• DIRECTIONS: Copy each line of the records that holds the string "with".

## Start DATA SHOWN

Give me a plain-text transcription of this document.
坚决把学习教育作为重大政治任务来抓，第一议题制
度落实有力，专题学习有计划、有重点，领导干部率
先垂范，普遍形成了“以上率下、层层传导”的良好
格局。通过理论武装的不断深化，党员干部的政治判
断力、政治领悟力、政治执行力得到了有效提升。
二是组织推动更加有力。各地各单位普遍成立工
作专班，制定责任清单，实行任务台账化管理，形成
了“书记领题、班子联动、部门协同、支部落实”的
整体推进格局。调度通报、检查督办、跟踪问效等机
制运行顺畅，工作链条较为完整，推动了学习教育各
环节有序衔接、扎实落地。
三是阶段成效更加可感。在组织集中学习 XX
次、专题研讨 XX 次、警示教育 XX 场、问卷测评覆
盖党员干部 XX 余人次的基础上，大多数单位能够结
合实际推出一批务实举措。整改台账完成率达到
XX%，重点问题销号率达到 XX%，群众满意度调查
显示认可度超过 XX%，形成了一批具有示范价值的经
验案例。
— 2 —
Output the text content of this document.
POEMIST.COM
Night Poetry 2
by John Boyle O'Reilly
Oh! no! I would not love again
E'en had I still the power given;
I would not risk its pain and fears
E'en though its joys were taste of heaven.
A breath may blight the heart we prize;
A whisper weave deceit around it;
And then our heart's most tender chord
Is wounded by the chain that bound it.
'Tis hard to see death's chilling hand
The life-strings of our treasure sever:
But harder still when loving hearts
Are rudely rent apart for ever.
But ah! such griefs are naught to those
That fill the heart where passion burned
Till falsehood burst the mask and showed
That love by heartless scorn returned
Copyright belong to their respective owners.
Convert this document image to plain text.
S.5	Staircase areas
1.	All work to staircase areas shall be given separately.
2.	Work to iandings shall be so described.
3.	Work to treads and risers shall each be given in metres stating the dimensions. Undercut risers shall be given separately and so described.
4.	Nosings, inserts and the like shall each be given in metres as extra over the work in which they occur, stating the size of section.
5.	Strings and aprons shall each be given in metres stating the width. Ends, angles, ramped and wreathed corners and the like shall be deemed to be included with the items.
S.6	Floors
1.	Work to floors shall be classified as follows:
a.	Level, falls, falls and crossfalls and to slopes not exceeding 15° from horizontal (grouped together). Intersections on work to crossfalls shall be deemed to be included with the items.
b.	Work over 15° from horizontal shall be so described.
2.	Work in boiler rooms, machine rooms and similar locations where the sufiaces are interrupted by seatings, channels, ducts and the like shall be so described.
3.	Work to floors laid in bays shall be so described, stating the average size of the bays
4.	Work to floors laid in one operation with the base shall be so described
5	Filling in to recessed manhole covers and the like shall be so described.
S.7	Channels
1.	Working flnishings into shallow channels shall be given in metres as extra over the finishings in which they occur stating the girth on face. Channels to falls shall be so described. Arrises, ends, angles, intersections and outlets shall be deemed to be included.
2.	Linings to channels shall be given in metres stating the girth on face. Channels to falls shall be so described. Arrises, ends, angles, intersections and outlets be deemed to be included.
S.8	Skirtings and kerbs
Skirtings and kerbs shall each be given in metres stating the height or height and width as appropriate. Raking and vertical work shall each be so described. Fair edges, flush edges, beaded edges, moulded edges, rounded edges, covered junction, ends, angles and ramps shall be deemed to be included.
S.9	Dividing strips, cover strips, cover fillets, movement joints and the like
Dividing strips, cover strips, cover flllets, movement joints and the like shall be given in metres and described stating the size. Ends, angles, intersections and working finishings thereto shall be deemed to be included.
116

## End DATA SHOWN

• EXPECTED OUTPUT:
5.	Strings and aprons shall each be given in metres stating the width. Ends, angles, ramped and wreathed corners and the like shall be deemed to be included with the items.
a.	Level, falls, falls and crossfalls and to slopes not exceeding 15° from horizontal (grouped together). Intersections on work to crossfalls shall be deemed to be included with the items.
4.	Work to floors laid in one operation with the base shall be so described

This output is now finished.